The exercise – Show every line below that contains the string "input", copying each one in full. Match case exactly.

Working data start

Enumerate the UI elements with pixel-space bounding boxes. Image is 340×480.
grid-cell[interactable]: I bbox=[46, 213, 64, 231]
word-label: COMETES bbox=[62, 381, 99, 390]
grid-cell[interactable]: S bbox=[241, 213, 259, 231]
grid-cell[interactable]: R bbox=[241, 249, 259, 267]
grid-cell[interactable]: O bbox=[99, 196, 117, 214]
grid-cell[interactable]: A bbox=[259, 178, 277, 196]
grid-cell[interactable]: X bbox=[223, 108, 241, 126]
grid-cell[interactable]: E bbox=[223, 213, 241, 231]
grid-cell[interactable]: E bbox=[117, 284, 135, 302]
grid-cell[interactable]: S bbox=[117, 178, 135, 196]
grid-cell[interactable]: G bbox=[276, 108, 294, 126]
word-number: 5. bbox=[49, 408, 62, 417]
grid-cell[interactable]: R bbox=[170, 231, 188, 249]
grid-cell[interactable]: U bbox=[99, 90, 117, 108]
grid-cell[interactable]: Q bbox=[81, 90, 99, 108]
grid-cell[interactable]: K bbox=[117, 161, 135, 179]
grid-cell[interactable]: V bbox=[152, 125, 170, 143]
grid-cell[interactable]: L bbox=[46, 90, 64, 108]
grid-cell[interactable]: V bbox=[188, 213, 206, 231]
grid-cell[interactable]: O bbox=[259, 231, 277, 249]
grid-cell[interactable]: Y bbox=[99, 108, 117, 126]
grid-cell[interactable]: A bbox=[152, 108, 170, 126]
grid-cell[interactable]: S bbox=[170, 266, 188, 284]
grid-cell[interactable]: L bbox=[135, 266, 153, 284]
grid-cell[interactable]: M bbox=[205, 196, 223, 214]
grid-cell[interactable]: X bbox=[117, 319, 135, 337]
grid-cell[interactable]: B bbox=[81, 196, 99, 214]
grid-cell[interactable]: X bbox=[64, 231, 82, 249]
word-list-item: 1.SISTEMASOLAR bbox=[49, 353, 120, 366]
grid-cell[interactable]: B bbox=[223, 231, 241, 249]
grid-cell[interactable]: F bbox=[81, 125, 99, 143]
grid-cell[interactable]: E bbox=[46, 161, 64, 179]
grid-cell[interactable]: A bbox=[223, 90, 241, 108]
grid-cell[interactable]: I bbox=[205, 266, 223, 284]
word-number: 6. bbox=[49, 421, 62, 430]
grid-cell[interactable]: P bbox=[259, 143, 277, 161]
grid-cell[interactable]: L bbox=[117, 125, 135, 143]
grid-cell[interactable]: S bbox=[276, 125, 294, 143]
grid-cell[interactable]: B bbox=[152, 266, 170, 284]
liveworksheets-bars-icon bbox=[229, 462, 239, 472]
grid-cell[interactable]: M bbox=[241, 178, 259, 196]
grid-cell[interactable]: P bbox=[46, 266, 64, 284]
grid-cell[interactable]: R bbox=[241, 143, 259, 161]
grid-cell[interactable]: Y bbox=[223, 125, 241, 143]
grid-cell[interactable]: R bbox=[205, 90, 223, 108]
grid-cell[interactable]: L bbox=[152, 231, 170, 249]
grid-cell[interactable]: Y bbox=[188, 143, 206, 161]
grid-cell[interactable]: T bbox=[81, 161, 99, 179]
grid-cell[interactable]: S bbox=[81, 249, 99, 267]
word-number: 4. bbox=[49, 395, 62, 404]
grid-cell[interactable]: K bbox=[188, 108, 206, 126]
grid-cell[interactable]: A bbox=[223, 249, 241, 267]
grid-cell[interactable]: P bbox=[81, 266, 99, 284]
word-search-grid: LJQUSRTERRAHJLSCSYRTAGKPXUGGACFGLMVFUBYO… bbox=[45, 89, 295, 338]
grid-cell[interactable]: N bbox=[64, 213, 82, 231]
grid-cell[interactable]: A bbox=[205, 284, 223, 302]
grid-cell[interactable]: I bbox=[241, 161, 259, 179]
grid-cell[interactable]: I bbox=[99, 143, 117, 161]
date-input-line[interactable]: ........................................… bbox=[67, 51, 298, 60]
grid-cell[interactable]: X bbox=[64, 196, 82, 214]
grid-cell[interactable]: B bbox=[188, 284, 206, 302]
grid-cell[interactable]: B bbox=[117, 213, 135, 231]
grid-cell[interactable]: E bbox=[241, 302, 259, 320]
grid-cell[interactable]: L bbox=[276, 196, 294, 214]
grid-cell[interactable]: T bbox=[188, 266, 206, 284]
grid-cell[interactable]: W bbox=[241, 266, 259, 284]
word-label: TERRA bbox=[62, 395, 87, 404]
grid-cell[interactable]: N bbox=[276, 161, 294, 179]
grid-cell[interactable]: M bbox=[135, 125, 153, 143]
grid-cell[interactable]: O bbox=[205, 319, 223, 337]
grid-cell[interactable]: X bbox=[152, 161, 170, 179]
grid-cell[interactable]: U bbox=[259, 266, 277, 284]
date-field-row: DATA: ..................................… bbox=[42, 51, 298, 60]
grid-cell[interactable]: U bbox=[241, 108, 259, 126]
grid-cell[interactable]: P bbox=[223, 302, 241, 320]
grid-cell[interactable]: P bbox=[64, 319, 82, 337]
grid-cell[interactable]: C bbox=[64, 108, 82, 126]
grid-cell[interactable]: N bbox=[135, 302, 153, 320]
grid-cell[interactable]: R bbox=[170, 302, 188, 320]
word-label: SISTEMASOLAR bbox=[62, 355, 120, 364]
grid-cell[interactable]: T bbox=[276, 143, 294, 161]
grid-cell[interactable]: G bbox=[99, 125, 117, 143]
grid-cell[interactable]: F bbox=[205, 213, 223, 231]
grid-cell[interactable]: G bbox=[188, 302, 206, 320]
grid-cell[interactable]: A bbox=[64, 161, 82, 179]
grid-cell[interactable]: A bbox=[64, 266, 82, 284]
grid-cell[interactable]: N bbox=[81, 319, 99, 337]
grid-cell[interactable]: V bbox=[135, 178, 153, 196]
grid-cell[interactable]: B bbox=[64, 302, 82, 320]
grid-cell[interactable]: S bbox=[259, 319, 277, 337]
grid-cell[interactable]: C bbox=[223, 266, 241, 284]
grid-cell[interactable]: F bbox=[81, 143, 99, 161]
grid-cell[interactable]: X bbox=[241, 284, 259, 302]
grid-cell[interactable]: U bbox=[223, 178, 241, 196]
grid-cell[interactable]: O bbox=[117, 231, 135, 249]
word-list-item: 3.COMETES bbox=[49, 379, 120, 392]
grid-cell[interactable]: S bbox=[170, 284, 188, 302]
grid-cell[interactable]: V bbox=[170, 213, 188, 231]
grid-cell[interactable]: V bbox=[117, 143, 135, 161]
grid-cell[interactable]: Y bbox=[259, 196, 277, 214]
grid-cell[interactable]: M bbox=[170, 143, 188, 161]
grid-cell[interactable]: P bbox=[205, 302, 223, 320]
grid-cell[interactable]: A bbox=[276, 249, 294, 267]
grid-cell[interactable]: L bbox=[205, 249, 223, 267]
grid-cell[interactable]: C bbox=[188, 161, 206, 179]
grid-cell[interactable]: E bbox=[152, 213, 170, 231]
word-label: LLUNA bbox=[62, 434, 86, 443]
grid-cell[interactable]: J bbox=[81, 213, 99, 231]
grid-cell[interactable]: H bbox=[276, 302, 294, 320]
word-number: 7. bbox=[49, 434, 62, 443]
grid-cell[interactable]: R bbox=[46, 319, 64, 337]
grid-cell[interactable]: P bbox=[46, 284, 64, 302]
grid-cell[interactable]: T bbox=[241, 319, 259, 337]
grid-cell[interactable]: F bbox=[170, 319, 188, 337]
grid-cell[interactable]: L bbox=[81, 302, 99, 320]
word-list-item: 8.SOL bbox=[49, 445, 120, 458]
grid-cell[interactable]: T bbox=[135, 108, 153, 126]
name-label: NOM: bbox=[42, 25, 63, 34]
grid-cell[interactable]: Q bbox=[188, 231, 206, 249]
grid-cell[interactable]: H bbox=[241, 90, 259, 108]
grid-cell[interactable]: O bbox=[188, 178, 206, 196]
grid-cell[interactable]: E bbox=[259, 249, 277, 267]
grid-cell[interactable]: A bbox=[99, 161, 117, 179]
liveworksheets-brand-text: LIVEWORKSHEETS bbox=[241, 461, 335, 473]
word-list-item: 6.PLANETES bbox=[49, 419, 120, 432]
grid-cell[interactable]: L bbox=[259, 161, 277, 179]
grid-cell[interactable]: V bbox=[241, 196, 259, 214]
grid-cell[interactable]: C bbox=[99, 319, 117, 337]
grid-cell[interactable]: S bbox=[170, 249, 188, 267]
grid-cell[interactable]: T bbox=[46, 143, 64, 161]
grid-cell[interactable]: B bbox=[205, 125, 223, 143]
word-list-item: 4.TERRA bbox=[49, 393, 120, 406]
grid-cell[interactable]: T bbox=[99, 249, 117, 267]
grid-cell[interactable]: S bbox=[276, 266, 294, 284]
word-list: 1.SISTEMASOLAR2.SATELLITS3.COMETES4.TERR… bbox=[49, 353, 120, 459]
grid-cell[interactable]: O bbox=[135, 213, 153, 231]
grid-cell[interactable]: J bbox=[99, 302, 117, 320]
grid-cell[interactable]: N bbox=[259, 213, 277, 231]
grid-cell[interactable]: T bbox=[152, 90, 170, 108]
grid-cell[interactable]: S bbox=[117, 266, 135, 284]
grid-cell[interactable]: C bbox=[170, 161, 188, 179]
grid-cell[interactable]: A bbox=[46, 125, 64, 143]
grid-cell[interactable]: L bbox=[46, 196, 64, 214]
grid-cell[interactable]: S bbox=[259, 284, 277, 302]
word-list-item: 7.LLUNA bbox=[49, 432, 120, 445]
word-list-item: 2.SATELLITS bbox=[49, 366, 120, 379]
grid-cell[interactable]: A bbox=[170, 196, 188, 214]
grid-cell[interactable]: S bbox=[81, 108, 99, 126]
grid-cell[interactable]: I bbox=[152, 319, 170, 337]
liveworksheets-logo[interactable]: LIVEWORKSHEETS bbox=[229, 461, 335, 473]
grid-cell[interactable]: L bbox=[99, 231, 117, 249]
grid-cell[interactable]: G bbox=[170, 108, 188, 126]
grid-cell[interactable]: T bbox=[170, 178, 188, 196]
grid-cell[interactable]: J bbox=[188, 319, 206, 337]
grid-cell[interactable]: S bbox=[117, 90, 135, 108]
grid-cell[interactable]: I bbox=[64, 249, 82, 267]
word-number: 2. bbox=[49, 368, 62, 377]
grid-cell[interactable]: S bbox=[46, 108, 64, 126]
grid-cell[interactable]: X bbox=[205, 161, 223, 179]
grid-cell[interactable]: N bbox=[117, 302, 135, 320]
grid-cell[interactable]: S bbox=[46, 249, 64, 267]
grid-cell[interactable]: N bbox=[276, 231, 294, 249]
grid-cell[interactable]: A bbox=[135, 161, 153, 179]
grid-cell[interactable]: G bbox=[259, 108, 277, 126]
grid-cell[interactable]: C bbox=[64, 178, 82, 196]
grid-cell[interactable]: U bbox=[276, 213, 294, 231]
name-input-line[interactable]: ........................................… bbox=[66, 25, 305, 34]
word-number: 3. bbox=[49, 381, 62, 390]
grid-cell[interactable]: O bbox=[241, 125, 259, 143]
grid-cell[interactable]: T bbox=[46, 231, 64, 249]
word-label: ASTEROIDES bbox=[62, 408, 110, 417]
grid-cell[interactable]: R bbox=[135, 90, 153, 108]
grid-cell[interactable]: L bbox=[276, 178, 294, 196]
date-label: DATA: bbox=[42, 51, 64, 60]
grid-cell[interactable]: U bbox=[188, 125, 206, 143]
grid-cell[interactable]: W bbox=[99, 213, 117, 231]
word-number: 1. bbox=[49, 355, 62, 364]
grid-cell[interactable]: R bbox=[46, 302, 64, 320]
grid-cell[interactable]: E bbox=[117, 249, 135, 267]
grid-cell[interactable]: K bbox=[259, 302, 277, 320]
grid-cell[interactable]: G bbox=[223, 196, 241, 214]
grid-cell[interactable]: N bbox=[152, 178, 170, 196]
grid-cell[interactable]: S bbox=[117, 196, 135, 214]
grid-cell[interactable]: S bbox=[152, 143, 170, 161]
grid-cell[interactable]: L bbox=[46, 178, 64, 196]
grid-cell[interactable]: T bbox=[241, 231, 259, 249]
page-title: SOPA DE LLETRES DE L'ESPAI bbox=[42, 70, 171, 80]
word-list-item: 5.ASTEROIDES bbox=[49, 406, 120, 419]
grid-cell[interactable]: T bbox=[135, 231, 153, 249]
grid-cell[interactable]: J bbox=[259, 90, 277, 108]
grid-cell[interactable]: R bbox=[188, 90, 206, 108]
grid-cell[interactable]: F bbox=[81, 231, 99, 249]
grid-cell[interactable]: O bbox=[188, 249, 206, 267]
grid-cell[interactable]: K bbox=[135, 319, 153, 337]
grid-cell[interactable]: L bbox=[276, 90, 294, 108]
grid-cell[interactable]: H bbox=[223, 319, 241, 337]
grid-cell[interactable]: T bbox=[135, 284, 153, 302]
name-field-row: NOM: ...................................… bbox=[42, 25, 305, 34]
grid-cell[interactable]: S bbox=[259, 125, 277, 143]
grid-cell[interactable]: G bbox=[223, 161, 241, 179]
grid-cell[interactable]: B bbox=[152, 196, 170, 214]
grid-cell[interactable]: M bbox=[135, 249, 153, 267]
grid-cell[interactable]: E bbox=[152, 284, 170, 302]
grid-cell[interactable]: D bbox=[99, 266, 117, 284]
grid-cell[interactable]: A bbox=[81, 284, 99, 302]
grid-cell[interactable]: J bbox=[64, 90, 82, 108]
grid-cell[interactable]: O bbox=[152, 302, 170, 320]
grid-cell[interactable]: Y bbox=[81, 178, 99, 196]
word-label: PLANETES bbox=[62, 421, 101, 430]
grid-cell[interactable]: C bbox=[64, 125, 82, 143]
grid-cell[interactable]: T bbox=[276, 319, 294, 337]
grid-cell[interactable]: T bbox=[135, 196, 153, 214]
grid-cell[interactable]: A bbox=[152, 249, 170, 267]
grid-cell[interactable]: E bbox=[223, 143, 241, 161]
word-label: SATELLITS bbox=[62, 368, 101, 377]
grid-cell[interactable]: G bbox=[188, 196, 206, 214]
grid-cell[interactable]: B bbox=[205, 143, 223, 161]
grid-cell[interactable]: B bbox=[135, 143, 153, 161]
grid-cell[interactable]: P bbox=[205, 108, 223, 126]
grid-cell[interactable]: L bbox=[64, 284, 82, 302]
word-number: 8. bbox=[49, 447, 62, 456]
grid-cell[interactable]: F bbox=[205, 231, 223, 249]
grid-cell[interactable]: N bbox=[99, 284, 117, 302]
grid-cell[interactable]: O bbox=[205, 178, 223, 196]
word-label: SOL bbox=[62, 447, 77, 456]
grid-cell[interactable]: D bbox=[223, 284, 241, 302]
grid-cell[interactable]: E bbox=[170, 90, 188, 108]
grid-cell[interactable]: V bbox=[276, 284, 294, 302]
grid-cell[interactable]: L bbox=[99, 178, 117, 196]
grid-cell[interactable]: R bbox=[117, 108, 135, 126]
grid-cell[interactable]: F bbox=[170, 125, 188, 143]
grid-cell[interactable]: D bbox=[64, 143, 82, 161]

Working data end

Final result –
date-input-line[interactable]: ........................................… bbox=[67, 51, 298, 60]
name-input-line[interactable]: ........................................… bbox=[66, 25, 305, 34]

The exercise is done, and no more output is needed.